[Stored records]
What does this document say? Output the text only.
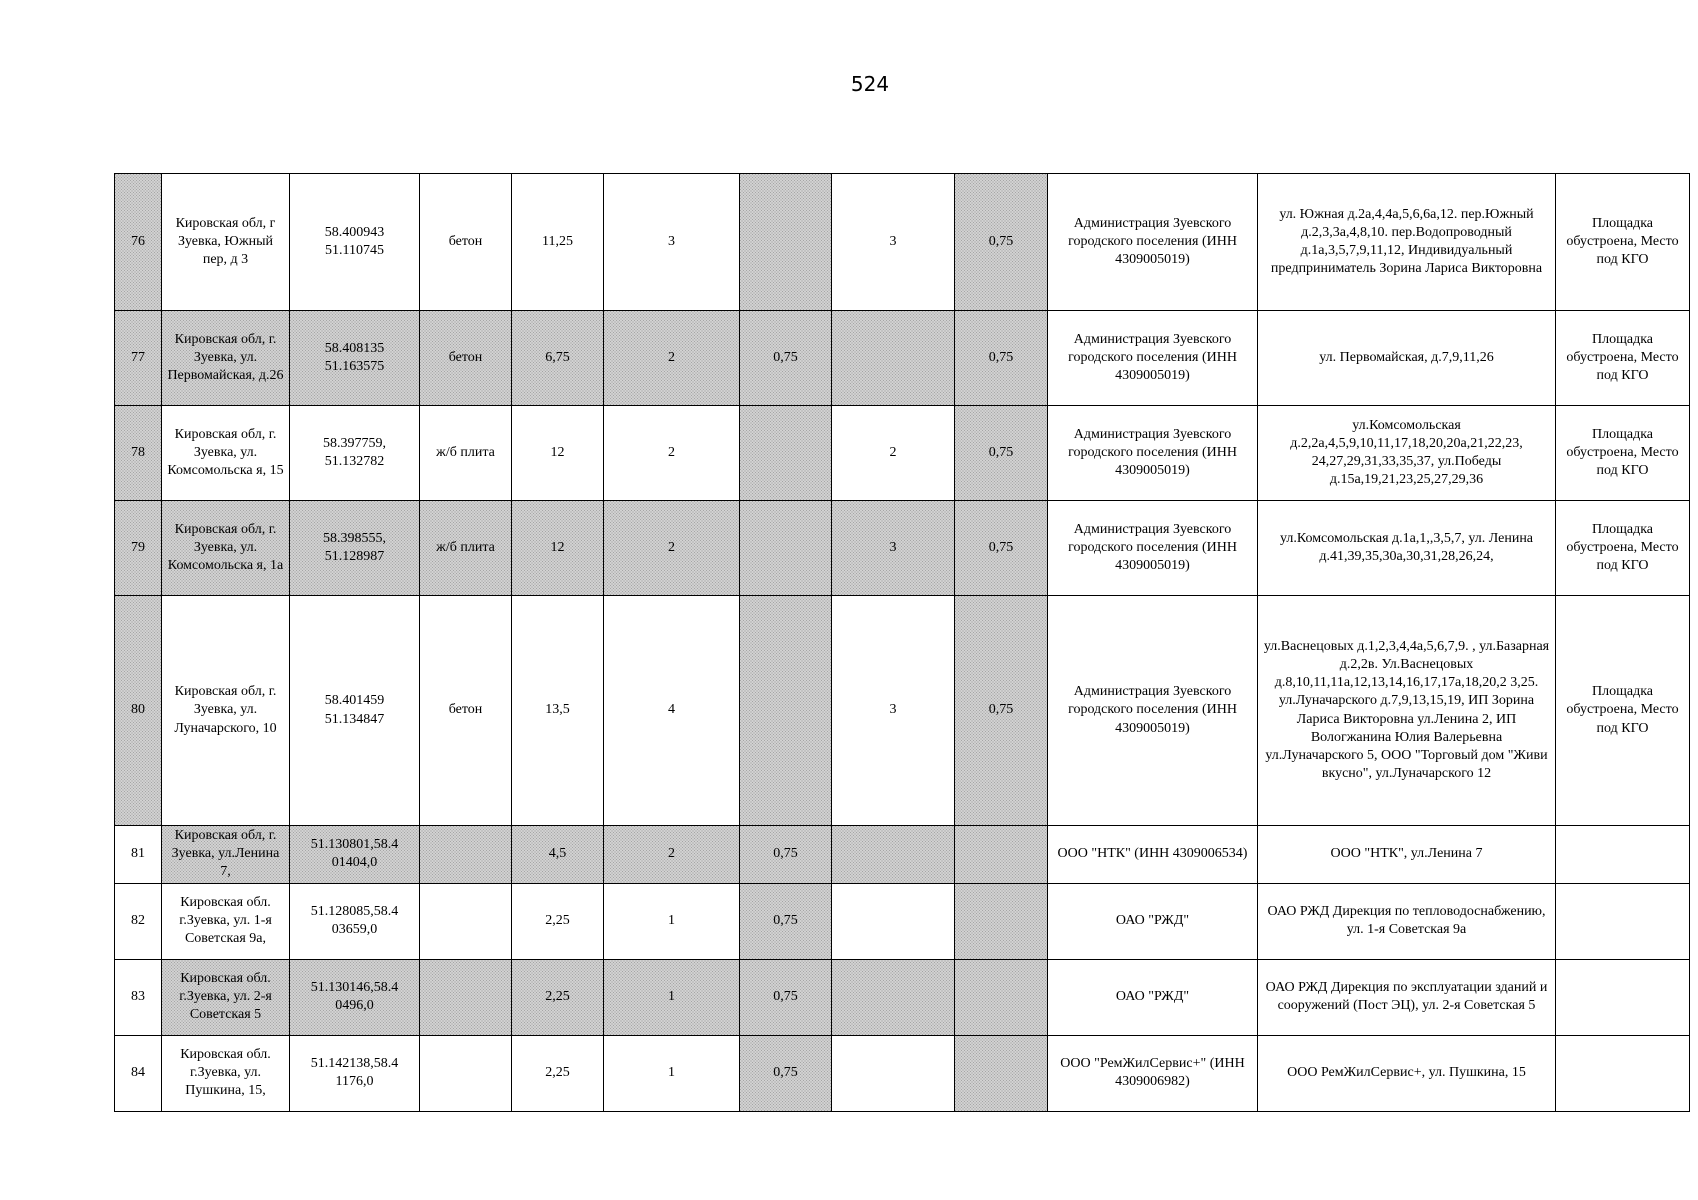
524
76	Кировская обл, г Зуевка, Южный пер, д 3	58.400943 51.110745	бетон	11,25	3		3	0,75	Администрация Зуевского городского поселения (ИНН 4309005019)	ул. Южная д.2а,4,4а,5,6,6а,12. пер.Южный д.2,3,3а,4,8,10. пер.Водопроводный д.1а,3,5,7,9,11,12, Индивидуальный предприниматель Зорина Лариса Викторовна	Площадка обустроена, Место под КГО
77	Кировская обл, г. Зуевка, ул. Первомайская, д.26	58.408135 51.163575	бетон	6,75	2	0,75		0,75	Администрация Зуевского городского поселения (ИНН 4309005019)	ул. Первомайская, д.7,9,11,26	Площадка обустроена, Место под КГО
78	Кировская обл, г. Зуевка, ул. Комсомольска я, 15	58.397759, 51.132782	ж/б плита	12	2		2	0,75	Администрация Зуевского городского поселения (ИНН 4309005019)	ул.Комсомольская д.2,2а,4,5,9,10,11,17,18,20,20а,21,22,23, 24,27,29,31,33,35,37, ул.Победы д.15а,19,21,23,25,27,29,36	Площадка обустроена, Место под КГО
79	Кировская обл, г. Зуевка, ул. Комсомольска я, 1а	58.398555, 51.128987	ж/б плита	12	2		3	0,75	Администрация Зуевского городского поселения (ИНН 4309005019)	ул.Комсомольская д.1а,1,,3,5,7, ул. Ленина д.41,39,35,30а,30,31,28,26,24,	Площадка обустроена, Место под КГО
80	Кировская обл, г. Зуевка, ул. Луначарского, 10	58.401459 51.134847	бетон	13,5	4		3	0,75	Администрация Зуевского городского поселения (ИНН 4309005019)	ул.Васнецовых д.1,2,3,4,4а,5,6,7,9. , ул.Базарная д.2,2в. Ул.Васнецовых д.8,10,11,11а,12,13,14,16,17,17а,18,20,2 3,25. ул.Луначарского д.7,9,13,15,19, ИП Зорина Лариса Викторовна ул.Ленина 2, ИП Вологжанина Юлия Валерьевна ул.Луначарского 5, ООО "Торговый дом "Живи вкусно", ул.Луначарского 12	Площадка обустроена, Место под КГО
81	Кировская обл, г. Зуевка, ул.Ленина 7,	51.130801,58.4 01404,0		4,5	2	0,75			ООО "НТК" (ИНН 4309006534)	ООО "НТК", ул.Ленина 7	
82	Кировская обл. г.Зуевка, ул. 1-я Советская 9а,	51.128085,58.4 03659,0		2,25	1	0,75			ОАО "РЖД"	ОАО РЖД Дирекция по тепловодоснабжению, ул. 1-я Советская 9а	
83	Кировская обл. г.Зуевка, ул. 2-я Советская 5	51.130146,58.4 0496,0		2,25	1	0,75			ОАО "РЖД"	ОАО РЖД Дирекция по эксплуатации зданий и сооружений (Пост ЭЦ), ул. 2-я Советская 5	
84	Кировская обл. г.Зуевка, ул. Пушкина, 15,	51.142138,58.4 1176,0		2,25	1	0,75			ООО "РемЖилСервис+" (ИНН 4309006982)	ООО РемЖилСервис+, ул. Пушкина, 15	
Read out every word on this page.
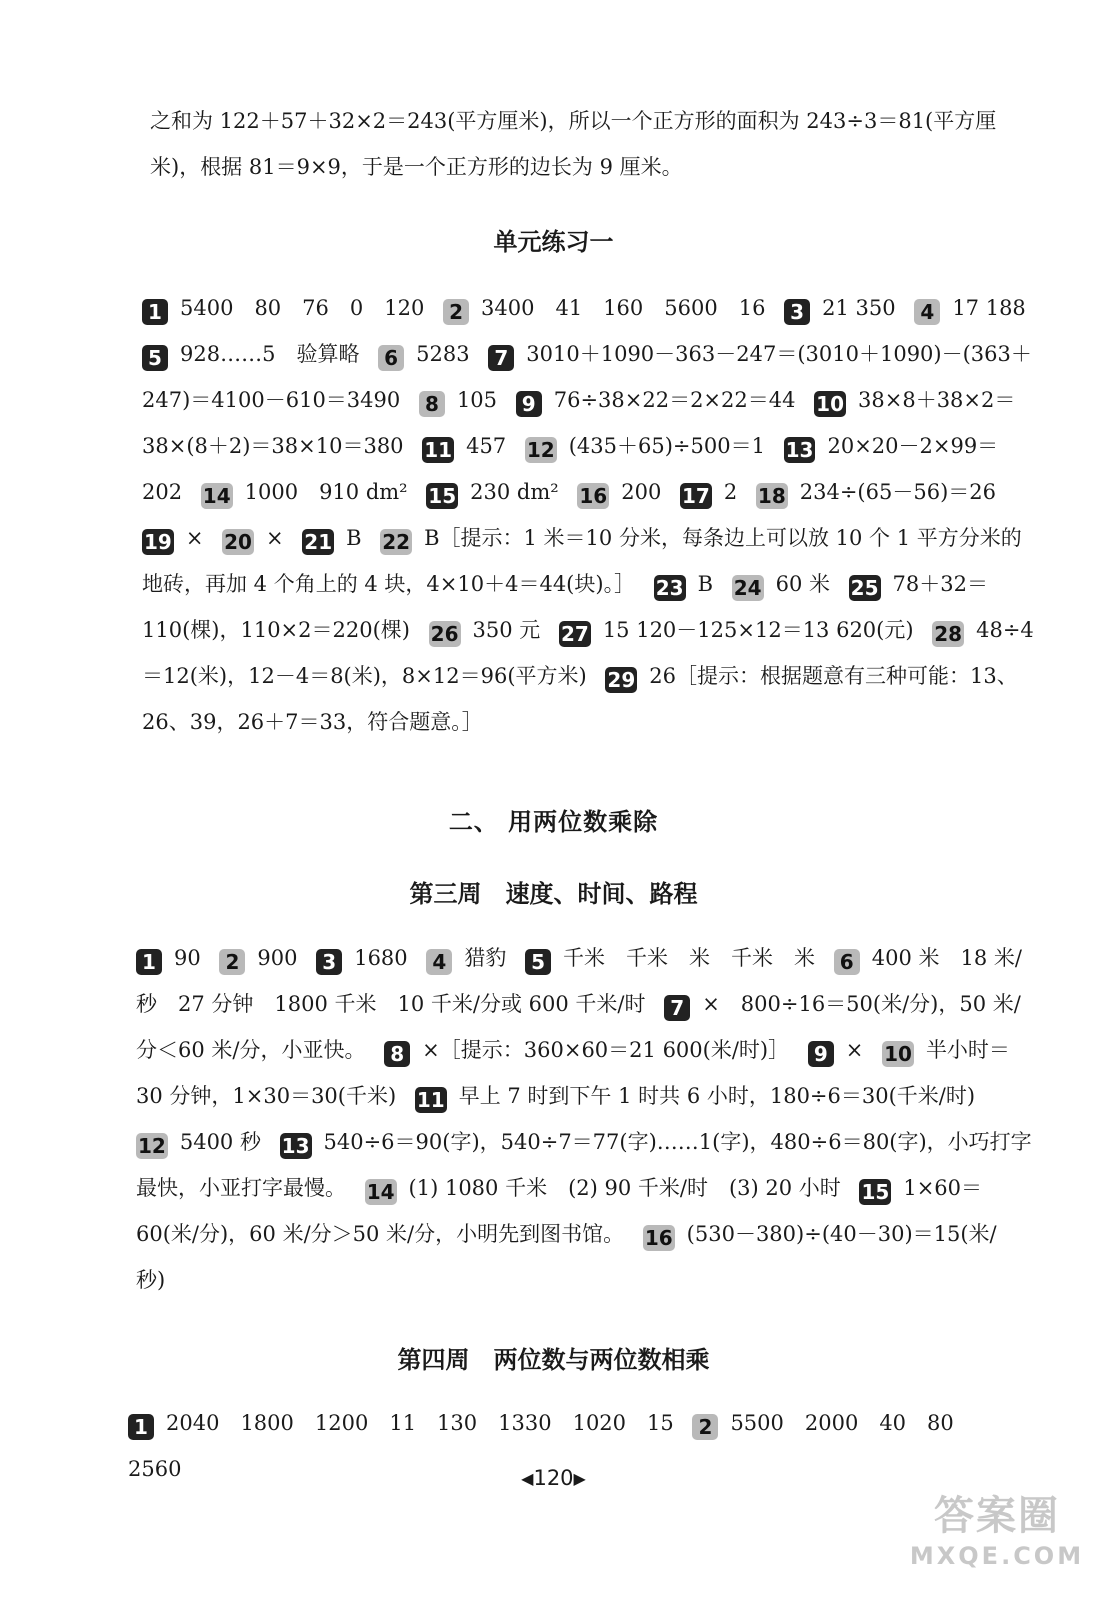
之和为 122＋57＋32×2＝243(平方厘米)，所以一个正方形的面积为 243÷3＝81(平方厘米)，根据 81＝9×9，于是一个正方形的边长为 9 厘米。

单元练习一

1 5400　80　76　0　120 2 3400　41　160　5600　16 3 21 350 4 17 1885 928……5　验算略 6 5283 7 3010＋1090－363－247＝(3010＋1090)－(363＋247)＝4100－610＝3490 8 105 9 76÷38×22＝2×22＝44 10 38×8＋38×2＝38×(8＋2)＝38×10＝380 11 457 12 (435＋65)÷500＝1 13 20×20－2×99＝202 14 1000　910 dm² 15 230 dm² 16 200 17 2 18 234÷(65－56)＝2619 × 20 × 21 B 22 B［提示：1 米＝10 分米，每条边上可以放 10 个 1 平方分米的地砖，再加 4 个角上的 4 块，4×10＋4＝44(块)。］ 23 B 24 60 米 25 78＋32＝110(棵)，110×2＝220(棵) 26 350 元 27 15 120－125×12＝13 620(元) 28 48÷4＝12(米)，12－4＝8(米)，8×12＝96(平方米) 29 26［提示：根据题意有三种可能：13、26、39，26＋7＝33，符合题意。］

二、 用两位数乘除
第三周　速度、时间、路程

1 90 2 900 3 1680 4 猎豹 5 千米　千米　米　千米　米 6 400 米　18 米/秒　27 分钟　1800 千米　10 千米/分或 600 千米/时 7 ×　800÷16＝50(米/分)，50 米/分＜60 米/分，小亚快。 8 ×［提示：360×60＝21 600(米/时)］ 9 × 10 半小时＝30 分钟，1×30＝30(千米) 11 早上 7 时到下午 1 时共 6 小时，180÷6＝30(千米/时)12 5400 秒 13 540÷6＝90(字)，540÷7＝77(字)……1(字)，480÷6＝80(字)，小巧打字最快，小亚打字最慢。 14 (1) 1080 千米　(2) 90 千米/时　(3) 20 小时 15 1×60＝60(米/分)，60 米/分＞50 米/分，小明先到图书馆。 16 (530－380)÷(40－30)＝15(米/秒)

第四周　两位数与两位数相乘

1 2040　1800　1200　11　130　1330　1020　15 2 5500　2000　40　80　2560	◀120▶
答案圈
MXQE.COM
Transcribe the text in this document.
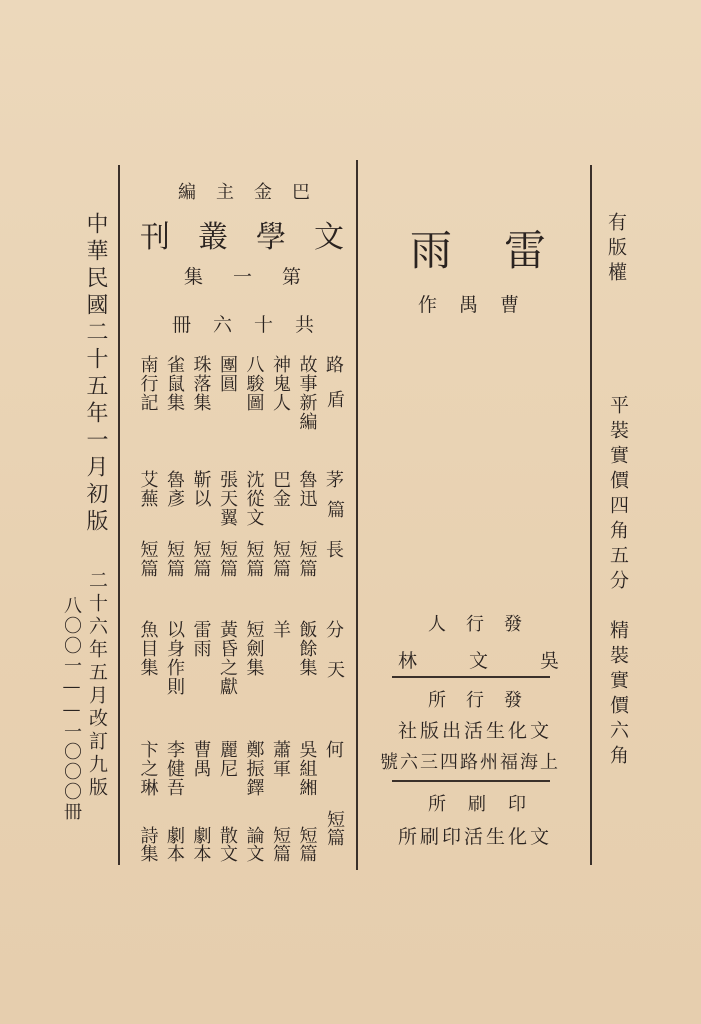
有版權
平裝實價四角五分
精裝實價六角
雷雨
曹禺作
發行人
吳文林
發行所
文化生活出版社
上海福州路四三六號
印刷所
文化生活印刷所
巴金主編
文學叢刊
第一集
共十六冊
路
茅
長
分
何
故事新編
魯迅
短篇
飯餘集
吳組緗
神鬼人
巴金
短篇
羊
蕭軍
八駿圖
沈從文
短篇
短劍集
鄭振鐸
團圓
張天翼
短篇
黃昏之獻
麗尼
珠落集
靳以
短篇
雷雨
曹禺
雀鼠集
魯彥
短篇
以身作則
李健吾
南行記
艾蕪
短篇
魚目集
卞之琳
盾
篇
天
短篇
短篇
短篇
論文
散文
劇本
劇本
詩集
中華民國二十五年一月初版
二十六年五月改訂九版
八〇〇一——一〇〇〇冊
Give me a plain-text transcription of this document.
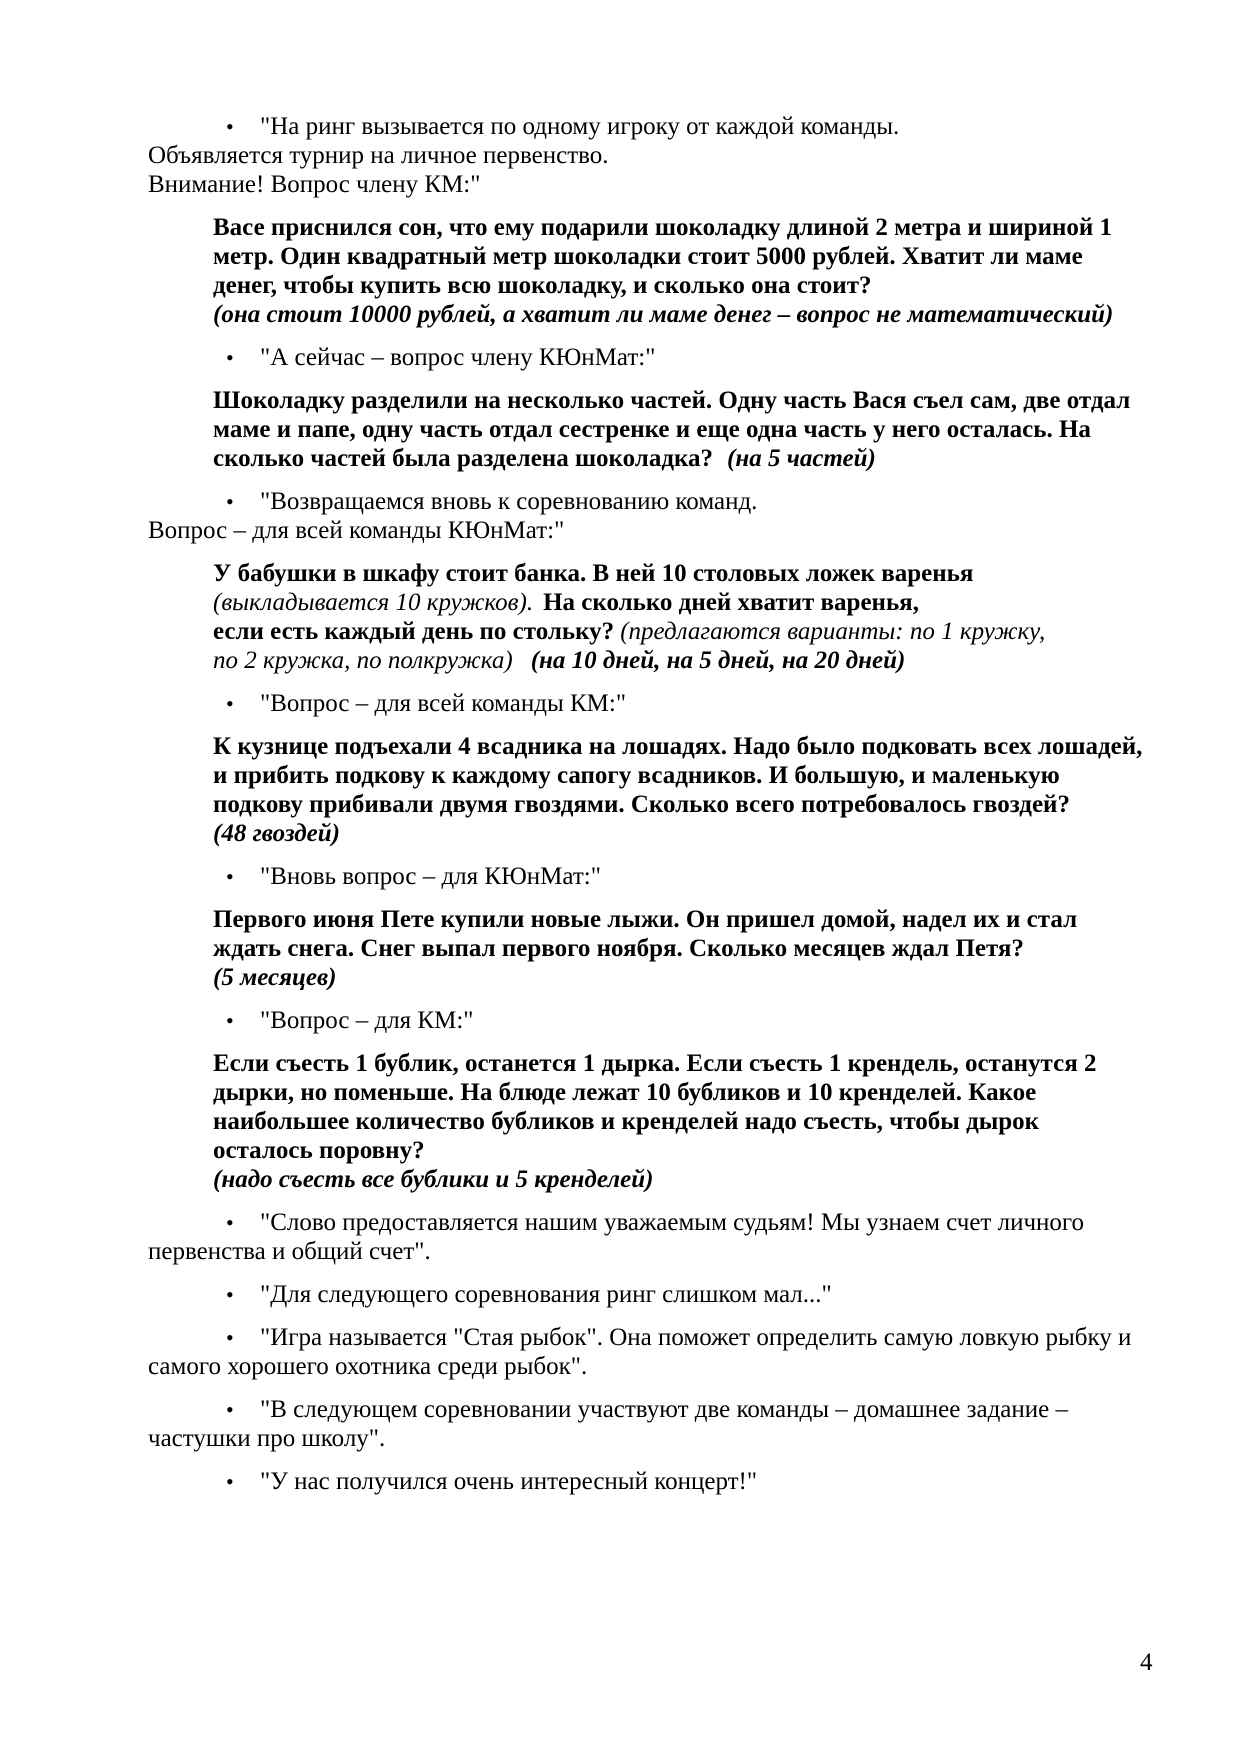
• "На ринг вызывается по одному игроку от каждой команды.
Объявляется турнир на личное первенство.
Внимание! Вопрос члену КМ:"

Васе приснился сон, что ему подарили шоколадку длиной 2 метра и шириной 1
метр. Один квадратный метр шоколадки стоит 5000 рублей. Хватит ли маме
денег, чтобы купить всю шоколадку, и сколько она стоит?
(она стоит 10000 рублей, а хватит ли маме денег – вопрос не математический)

• "А сейчас – вопрос члену КЮнМат:"

Шоколадку разделили на несколько частей. Одну часть Вася съел сам, две отдал
маме и папе, одну часть отдал сестренке и еще одна часть у него осталась. На
сколько частей была разделена шоколадка? (на 5 частей)

• "Возвращаемся вновь к соревнованию команд.
Вопрос – для всей команды КЮнМат:"

У бабушки в шкафу стоит банка. В ней 10 столовых ложек варенья
(выкладывается 10 кружков). На сколько дней хватит варенья,
если есть каждый день по стольку? (предлагаются варианты: по 1 кружку,
по 2 кружка, по полкружка) (на 10 дней, на 5 дней, на 20 дней)

• "Вопрос – для всей команды КМ:"

К кузнице подъехали 4 всадника на лошадях. Надо было подковать всех лошадей,
и прибить подкову к каждому сапогу всадников. И большую, и маленькую
подкову прибивали двумя гвоздями. Сколько всего потребовалось гвоздей?
(48 гвоздей)

• "Вновь вопрос – для КЮнМат:"

Первого июня Пете купили новые лыжи. Он пришел домой, надел их и стал
ждать снега. Снег выпал первого ноября. Сколько месяцев ждал Петя?
(5 месяцев)

• "Вопрос – для КМ:"

Если съесть 1 бублик, останется 1 дырка. Если съесть 1 крендель, останутся 2
дырки, но поменьше. На блюде лежат 10 бубликов и 10 кренделей. Какое
наибольшее количество бубликов и кренделей надо съесть, чтобы дырок
осталось поровну?
(надо съесть все бублики и 5 кренделей)

• "Слово предоставляется нашим уважаемым судьям! Мы узнаем счет личного
первенства и общий счет".

• "Для следующего соревнования ринг слишком мал..."

• "Игра называется "Стая рыбок". Она поможет определить самую ловкую рыбку и
самого хорошего охотника среди рыбок".

• "В следующем соревновании участвуют две команды – домашнее задание –
частушки про школу".

• "У нас получился очень интересный концерт!"

4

Your task:
Copy each line of the data above that holds "варенья".

Complete response:
У бабушки в шкафу стоит банка. В ней 10 столовых ложек варенья
(выкладывается 10 кружков). На сколько дней хватит варенья,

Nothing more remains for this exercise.